Dataset items

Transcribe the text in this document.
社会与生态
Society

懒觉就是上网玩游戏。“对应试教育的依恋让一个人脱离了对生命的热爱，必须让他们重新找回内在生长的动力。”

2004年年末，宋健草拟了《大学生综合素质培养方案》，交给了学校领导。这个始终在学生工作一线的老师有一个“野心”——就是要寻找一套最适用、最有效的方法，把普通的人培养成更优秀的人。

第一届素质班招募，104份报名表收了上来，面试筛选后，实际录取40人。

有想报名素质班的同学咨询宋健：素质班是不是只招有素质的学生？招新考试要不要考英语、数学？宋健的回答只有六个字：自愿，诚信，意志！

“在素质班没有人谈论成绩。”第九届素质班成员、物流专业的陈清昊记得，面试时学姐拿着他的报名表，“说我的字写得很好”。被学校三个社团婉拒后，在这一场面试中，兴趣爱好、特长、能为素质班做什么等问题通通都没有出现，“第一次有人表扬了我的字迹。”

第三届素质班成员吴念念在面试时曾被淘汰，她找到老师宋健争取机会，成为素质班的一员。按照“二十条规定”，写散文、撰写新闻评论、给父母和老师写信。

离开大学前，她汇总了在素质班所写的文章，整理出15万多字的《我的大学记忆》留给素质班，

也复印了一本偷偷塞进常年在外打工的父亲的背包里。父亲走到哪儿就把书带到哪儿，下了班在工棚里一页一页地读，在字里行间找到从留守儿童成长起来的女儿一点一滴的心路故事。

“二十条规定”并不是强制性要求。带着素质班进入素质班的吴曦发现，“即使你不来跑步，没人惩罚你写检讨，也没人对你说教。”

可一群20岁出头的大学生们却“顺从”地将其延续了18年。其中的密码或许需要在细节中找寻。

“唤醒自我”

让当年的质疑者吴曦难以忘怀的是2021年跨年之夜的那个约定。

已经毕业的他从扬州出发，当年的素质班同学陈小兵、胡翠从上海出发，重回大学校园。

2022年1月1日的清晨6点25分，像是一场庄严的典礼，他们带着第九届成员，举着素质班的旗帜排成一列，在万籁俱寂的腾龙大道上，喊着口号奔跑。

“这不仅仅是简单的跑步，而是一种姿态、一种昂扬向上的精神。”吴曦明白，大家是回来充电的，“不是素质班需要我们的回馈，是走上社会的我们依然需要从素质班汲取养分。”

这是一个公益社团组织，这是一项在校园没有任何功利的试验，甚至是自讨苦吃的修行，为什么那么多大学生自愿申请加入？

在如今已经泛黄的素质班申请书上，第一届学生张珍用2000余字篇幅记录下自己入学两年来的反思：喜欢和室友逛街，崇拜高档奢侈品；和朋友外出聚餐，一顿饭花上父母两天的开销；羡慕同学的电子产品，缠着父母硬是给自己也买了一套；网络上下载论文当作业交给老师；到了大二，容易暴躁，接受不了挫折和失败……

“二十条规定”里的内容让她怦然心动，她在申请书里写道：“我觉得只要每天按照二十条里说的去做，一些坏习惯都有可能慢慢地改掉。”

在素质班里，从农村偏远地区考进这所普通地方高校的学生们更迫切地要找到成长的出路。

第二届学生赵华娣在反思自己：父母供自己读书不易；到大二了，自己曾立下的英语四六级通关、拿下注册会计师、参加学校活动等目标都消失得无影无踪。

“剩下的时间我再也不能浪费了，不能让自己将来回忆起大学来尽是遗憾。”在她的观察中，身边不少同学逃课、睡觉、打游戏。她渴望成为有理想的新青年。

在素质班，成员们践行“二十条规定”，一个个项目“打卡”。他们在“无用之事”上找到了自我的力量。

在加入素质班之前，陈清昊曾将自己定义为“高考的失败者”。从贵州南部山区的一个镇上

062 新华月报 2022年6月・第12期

Task instructions
Where a line of the data holds "二十条规定", show that line.

Answer
第三届素质班成员吴念念在面试时曾被淘汰，她找到老师宋健争取机会，成为素质班的一员。按照“二十条规定”，写散文、撰写新闻评论、给父母和老师写信。
“二十条规定”并不是强制性要求。带着素质班进入素质班的吴曦发现，“即使你不来跑步，没人惩罚你写检讨，也没人对你说教。”
“二十条规定”里的内容让她怦然心动，她在申请书里写道：“我觉得只要每天按照二十条里说的去做，一些坏习惯都有可能慢慢地改掉。”
在素质班，成员们践行“二十条规定”，一个个项目“打卡”。他们在“无用之事”上找到了自我的力量。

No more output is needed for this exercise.